- **Directive A**
Retype from the records, with no changes, the lines starting with the line that contains "notes-more-icon[interactable]: ··· [797, 157, 814, 174]" and going on through the line that contains "hot-word[interactable]: 月饼 [652, 125, 666, 135]".

- **Text section**
□ □ □ □

CBN Revokes Licences Of 46 Microfinance Banks In Major Sector Clean-Up

CBN Intensifies Regulatory Oversight with Closure of 46 Microfinance Banks
Licence Revocations Signal Tougher Era for Nigeria’s Financial Sector
NIGERIA’S financial regulators have launched one of the most significant enforcement actions in recent years following the Central Bank of Nigeria’s (CBN) revocation of the operating licences of 46 Microfinance Banks (MFBs), a move experts say reflects a stricter regulatory approach aimed at strengthening financial stability and restoring confidence in the banking industry.
The action, which was quickly followed by the Nigeria Deposit Insurance Corporation’s (NDIC) commencement of liquidation proceedings, is widely regarded as a decisive effort to remove weak financial institutions, reinforce regulatory discipline and protect depositors from the risks associated with distressed lenders.
Financial analysts argue that the coordinated intervention demonstrates an emerging policy of zero tolerance for persistent regulatory breaches, poor corporate governance, weak capitalisation and unsound risk management practices within Nigeria’s banking system.
Regulators Move to Protect Depositors
Following the licence revocations, the NDIC assumed responsibility as statutory liquidator in accordance with the provisions of the Banks and Other Financial Institutions Act (BOFIA) 2020 and the Nigeria Deposit Insurance Corporation Act 2023.

□ □ □ □

- **Stored rows**

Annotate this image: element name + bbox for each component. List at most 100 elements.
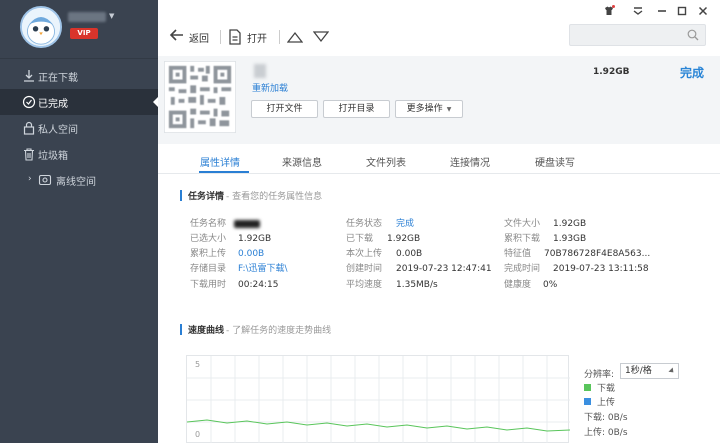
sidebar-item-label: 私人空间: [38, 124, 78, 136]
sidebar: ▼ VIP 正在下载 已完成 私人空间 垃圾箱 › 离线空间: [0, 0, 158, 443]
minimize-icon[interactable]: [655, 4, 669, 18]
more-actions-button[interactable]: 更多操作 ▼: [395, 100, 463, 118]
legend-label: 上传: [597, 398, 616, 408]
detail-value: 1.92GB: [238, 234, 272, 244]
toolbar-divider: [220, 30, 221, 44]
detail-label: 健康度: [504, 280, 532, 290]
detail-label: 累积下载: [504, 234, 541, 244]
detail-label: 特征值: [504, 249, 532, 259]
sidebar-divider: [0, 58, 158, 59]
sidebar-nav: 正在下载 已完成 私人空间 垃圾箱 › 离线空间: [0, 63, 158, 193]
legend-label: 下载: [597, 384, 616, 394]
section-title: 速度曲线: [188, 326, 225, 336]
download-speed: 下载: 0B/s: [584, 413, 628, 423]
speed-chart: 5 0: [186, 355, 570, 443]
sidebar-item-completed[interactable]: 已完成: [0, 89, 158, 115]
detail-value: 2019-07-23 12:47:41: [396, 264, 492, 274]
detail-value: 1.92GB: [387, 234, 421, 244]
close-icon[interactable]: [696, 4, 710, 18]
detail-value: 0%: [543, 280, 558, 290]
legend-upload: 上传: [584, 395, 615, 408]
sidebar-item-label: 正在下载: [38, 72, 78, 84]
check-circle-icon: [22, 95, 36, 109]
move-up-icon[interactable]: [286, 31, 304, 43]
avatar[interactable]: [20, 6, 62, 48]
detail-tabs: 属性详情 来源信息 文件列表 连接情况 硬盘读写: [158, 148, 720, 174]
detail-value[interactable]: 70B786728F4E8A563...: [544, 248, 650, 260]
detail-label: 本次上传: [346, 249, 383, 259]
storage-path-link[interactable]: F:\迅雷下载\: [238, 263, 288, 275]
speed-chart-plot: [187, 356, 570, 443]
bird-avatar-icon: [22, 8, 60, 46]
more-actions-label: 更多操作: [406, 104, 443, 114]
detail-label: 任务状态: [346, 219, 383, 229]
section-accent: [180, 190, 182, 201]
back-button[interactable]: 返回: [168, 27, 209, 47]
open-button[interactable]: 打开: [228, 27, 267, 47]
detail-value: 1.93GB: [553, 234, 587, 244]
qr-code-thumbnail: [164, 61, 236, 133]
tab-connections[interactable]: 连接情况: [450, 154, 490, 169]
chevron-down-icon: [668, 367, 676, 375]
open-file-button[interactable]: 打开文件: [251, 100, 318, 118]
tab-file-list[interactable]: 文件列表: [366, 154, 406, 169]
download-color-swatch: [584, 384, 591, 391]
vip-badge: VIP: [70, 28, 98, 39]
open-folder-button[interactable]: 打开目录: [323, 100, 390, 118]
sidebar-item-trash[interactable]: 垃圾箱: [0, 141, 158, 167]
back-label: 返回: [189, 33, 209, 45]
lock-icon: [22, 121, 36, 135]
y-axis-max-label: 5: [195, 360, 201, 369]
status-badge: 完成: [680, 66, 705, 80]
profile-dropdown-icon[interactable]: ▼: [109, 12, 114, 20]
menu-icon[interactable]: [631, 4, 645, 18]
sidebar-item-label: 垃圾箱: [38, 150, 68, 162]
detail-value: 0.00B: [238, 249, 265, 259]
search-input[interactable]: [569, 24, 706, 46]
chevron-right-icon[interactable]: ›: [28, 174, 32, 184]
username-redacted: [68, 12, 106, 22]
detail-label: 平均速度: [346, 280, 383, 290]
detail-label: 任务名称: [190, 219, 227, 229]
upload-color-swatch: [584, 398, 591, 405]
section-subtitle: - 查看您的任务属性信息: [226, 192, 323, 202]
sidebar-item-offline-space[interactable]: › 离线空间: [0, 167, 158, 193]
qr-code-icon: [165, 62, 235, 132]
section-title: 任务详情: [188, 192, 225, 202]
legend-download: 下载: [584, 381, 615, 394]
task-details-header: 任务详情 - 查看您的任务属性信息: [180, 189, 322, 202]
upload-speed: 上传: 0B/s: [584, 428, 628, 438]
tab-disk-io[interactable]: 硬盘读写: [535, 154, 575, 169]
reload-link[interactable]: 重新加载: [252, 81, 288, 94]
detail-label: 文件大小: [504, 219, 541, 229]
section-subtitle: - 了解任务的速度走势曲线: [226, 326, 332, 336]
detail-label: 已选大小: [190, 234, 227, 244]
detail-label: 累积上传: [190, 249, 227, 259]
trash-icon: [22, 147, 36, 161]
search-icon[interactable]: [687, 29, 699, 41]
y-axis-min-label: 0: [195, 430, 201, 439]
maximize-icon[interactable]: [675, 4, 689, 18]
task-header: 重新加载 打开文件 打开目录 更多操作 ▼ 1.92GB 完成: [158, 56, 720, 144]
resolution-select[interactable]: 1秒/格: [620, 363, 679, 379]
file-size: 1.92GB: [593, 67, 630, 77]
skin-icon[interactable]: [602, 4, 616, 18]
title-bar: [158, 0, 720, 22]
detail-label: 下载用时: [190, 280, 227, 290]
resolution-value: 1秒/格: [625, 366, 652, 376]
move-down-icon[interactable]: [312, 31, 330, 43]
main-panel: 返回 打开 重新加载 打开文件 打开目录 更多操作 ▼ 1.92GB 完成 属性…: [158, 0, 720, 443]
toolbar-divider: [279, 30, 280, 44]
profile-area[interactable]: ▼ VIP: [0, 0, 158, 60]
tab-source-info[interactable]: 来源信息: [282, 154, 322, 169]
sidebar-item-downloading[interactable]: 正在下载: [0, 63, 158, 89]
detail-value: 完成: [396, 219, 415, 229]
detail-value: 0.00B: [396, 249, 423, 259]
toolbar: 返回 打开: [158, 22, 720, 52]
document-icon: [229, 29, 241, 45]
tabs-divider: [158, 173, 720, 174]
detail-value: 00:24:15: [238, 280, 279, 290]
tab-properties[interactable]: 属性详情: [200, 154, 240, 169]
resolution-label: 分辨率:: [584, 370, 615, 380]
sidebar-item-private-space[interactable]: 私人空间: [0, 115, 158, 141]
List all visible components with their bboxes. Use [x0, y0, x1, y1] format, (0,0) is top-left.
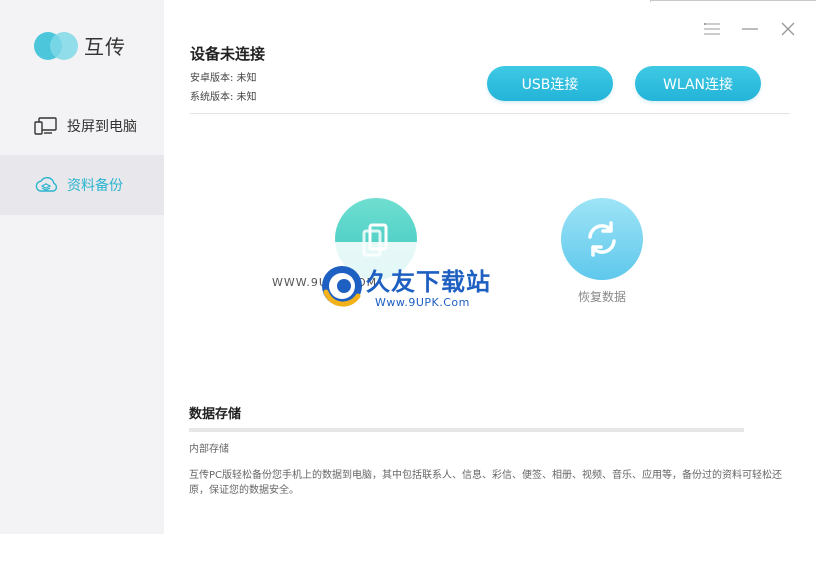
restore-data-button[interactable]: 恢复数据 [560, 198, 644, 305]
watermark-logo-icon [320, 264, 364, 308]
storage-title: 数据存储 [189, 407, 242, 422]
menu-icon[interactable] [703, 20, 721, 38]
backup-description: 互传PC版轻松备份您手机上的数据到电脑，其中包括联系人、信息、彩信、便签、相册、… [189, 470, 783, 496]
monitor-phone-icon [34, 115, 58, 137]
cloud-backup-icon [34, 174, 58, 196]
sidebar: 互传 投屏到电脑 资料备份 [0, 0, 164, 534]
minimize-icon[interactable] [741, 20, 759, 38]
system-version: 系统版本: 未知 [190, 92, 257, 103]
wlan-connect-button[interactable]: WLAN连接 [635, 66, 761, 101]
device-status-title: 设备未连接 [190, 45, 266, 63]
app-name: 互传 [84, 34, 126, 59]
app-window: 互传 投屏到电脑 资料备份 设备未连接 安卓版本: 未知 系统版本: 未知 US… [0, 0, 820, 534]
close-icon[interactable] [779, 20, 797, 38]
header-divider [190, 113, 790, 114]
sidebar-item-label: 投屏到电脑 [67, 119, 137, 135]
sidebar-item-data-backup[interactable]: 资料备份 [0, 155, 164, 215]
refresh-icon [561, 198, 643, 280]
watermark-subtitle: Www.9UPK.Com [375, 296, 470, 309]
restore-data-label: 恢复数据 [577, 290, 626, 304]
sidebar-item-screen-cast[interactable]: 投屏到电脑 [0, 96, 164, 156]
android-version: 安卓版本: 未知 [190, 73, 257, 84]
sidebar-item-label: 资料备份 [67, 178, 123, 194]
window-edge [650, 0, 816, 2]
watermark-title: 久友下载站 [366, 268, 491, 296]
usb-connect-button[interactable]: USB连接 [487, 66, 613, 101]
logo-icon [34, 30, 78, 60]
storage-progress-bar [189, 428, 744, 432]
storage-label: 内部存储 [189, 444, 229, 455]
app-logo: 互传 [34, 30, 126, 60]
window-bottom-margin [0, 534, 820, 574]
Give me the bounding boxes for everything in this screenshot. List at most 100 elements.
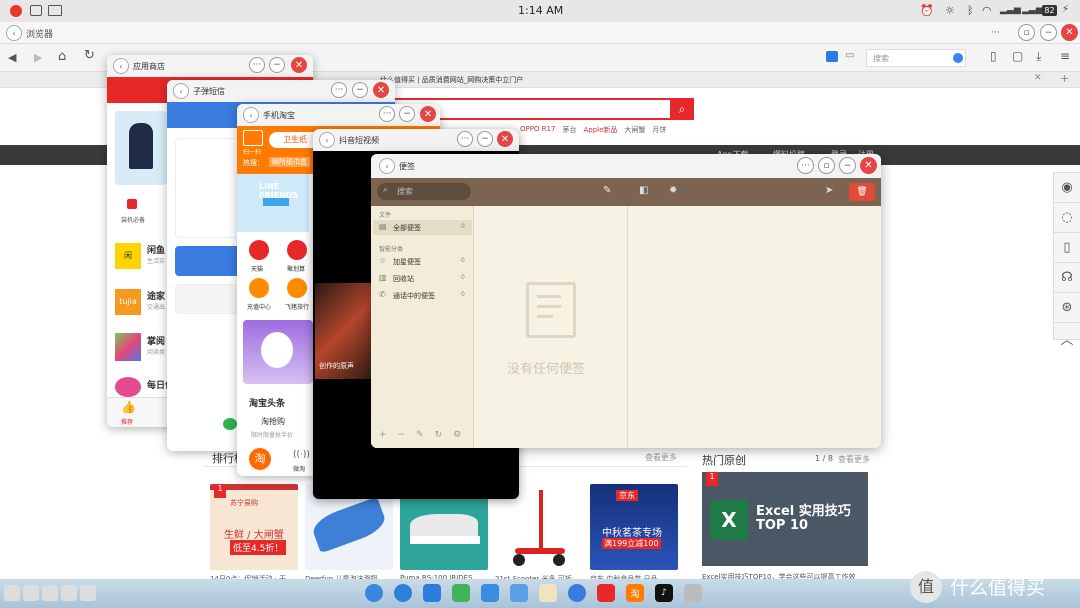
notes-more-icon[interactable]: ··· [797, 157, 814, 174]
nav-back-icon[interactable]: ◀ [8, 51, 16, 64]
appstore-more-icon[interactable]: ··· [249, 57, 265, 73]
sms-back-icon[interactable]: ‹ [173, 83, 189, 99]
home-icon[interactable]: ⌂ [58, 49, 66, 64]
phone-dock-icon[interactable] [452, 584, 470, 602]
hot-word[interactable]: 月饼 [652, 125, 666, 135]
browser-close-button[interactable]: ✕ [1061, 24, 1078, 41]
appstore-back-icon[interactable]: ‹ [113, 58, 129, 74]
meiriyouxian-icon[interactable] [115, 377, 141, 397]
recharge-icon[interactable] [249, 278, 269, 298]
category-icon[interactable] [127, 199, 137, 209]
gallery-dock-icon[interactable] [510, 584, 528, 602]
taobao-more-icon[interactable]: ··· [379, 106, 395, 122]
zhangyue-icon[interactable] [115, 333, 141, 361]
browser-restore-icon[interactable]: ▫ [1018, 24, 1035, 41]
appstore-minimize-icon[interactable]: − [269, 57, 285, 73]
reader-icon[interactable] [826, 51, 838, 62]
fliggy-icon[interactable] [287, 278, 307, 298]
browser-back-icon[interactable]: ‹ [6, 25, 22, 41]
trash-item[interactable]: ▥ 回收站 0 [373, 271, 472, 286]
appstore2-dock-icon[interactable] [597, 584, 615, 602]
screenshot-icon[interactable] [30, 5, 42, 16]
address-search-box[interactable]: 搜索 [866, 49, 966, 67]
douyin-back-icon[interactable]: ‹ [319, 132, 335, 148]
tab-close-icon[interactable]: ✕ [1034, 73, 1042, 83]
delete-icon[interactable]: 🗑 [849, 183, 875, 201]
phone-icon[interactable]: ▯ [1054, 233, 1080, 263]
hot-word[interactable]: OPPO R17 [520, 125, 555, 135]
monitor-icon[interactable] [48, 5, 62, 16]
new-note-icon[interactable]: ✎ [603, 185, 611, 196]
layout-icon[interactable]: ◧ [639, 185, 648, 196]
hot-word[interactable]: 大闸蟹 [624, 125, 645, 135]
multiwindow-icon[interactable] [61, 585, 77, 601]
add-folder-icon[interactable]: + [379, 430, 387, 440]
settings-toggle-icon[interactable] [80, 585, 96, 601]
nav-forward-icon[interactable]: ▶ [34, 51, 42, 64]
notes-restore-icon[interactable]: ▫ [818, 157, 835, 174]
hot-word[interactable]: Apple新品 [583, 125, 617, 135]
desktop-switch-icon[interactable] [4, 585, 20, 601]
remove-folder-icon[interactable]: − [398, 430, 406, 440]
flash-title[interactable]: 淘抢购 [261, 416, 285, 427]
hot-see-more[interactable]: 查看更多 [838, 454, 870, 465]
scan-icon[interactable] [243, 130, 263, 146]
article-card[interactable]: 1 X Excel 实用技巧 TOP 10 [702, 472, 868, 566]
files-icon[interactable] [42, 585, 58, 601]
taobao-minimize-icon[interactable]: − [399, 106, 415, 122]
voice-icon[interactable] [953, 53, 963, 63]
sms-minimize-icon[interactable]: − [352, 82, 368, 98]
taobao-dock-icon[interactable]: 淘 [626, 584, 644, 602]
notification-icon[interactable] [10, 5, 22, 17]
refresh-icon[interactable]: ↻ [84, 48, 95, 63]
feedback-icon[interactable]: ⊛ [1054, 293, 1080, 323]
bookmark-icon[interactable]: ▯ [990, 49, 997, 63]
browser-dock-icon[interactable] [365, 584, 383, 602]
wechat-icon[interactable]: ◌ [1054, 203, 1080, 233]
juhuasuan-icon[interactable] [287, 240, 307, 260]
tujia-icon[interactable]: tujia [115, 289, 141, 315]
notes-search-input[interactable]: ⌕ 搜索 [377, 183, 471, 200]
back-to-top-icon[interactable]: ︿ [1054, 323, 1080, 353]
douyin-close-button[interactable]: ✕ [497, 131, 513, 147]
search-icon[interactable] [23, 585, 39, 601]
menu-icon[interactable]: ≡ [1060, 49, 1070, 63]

□ □ □ □

- **Directive B**
Echo the text section of the CBN licence revocation article, starting with "The action, which" and going on through "Corporation Act 2023.".

- **Worked solution A**
notes-more-icon[interactable]: ··· [797, 157, 814, 174]
nav-back-icon[interactable]: ◀ [8, 51, 16, 64]
appstore-more-icon[interactable]: ··· [249, 57, 265, 73]
sms-back-icon[interactable]: ‹ [173, 83, 189, 99]
home-icon[interactable]: ⌂ [58, 49, 66, 64]
phone-dock-icon[interactable] [452, 584, 470, 602]
hot-word[interactable]: 月饼 [652, 125, 666, 135]

- **Worked solution B**
The action, which was quickly followed by the Nigeria Deposit Insurance Corporation’s (NDIC) commencement of liquidation proceedings, is widely regarded as a decisive effort to remove weak financial institutions, reinforce regulatory discipline and protect depositors from the risks associated with distressed lenders.
Financial analysts argue that the coordinated intervention demonstrates an emerging policy of zero tolerance for persistent regulatory breaches, poor corporate governance, weak capitalisation and unsound risk management practices within Nigeria’s banking system.
Regulators Move to Protect Depositors
Following the licence revocations, the NDIC assumed responsibility as statutory liquidator in accordance with the provisions of the Banks and Other Financial Institutions Act (BOFIA) 2020 and the Nigeria Deposit Insurance Corporation Act 2023.